**Exercise brief:**
Retype all of the entries word for word.

**Source records:**
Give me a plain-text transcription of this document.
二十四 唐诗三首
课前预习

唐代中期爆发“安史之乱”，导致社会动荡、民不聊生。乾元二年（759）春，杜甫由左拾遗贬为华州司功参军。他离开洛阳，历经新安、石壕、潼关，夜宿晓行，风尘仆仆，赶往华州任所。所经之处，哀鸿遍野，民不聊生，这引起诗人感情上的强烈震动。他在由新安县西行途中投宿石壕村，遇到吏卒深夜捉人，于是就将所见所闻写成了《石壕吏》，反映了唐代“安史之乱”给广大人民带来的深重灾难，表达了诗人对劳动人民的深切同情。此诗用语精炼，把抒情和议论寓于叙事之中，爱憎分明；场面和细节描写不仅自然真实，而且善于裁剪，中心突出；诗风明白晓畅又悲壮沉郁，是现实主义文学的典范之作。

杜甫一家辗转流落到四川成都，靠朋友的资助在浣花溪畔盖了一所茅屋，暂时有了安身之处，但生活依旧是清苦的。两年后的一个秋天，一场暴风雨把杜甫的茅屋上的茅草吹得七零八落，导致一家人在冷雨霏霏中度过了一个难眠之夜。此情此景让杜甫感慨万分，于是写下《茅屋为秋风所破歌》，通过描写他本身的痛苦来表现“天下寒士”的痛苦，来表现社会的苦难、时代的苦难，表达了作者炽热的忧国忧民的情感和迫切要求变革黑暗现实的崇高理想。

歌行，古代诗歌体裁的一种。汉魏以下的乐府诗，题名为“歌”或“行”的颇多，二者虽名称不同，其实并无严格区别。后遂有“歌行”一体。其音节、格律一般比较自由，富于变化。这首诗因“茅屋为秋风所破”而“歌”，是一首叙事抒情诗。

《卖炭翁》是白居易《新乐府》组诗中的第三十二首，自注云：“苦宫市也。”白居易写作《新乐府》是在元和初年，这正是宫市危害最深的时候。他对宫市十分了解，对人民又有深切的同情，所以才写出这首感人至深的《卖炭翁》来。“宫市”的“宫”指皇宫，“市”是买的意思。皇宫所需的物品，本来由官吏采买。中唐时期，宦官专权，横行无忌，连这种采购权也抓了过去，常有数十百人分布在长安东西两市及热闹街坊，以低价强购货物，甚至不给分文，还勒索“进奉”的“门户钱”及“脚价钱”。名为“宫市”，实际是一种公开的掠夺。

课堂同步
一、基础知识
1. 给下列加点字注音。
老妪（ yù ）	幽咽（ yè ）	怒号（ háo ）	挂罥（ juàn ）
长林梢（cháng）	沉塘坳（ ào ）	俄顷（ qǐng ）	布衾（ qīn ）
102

**Reply to the task:**
Give me a plain-text transcription of this document.
二十四 唐诗三首
课前预习

唐代中期爆发“安史之乱”，导致社会动荡、民不聊生。乾元二年（759）春，杜甫由左拾遗贬为华州司功参军。他离开洛阳，历经新安、石壕、潼关，夜宿晓行，风尘仆仆，赶往华州任所。所经之处，哀鸿遍野，民不聊生，这引起诗人感情上的强烈震动。他在由新安县西行途中投宿石壕村，遇到吏卒深夜捉人，于是就将所见所闻写成了《石壕吏》，反映了唐代“安史之乱”给广大人民带来的深重灾难，表达了诗人对劳动人民的深切同情。此诗用语精炼，把抒情和议论寓于叙事之中，爱憎分明；场面和细节描写不仅自然真实，而且善于裁剪，中心突出；诗风明白晓畅又悲壮沉郁，是现实主义文学的典范之作。

杜甫一家辗转流落到四川成都，靠朋友的资助在浣花溪畔盖了一所茅屋，暂时有了安身之处，但生活依旧是清苦的。两年后的一个秋天，一场暴风雨把杜甫的茅屋上的茅草吹得七零八落，导致一家人在冷雨霏霏中度过了一个难眠之夜。此情此景让杜甫感慨万分，于是写下《茅屋为秋风所破歌》，通过描写他本身的痛苦来表现“天下寒士”的痛苦，来表现社会的苦难、时代的苦难，表达了作者炽热的忧国忧民的情感和迫切要求变革黑暗现实的崇高理想。

歌行，古代诗歌体裁的一种。汉魏以下的乐府诗，题名为“歌”或“行”的颇多，二者虽名称不同，其实并无严格区别。后遂有“歌行”一体。其音节、格律一般比较自由，富于变化。这首诗因“茅屋为秋风所破”而“歌”，是一首叙事抒情诗。

《卖炭翁》是白居易《新乐府》组诗中的第三十二首，自注云：“苦宫市也。”白居易写作《新乐府》是在元和初年，这正是宫市危害最深的时候。他对宫市十分了解，对人民又有深切的同情，所以才写出这首感人至深的《卖炭翁》来。“宫市”的“宫”指皇宫，“市”是买的意思。皇宫所需的物品，本来由官吏采买。中唐时期，宦官专权，横行无忌，连这种采购权也抓了过去，常有数十百人分布在长安东西两市及热闹街坊，以低价强购货物，甚至不给分文，还勒索“进奉”的“门户钱”及“脚价钱”。名为“宫市”，实际是一种公开的掠夺。

课堂同步
一、基础知识
1. 给下列加点字注音。
老妪（ yù ）	幽咽（ yè ）	怒号（ háo ）	挂罥（ juàn ）
长林梢（cháng）	沉塘坳（ ào ）	俄顷（ qǐng ）	布衾（ qīn ）
102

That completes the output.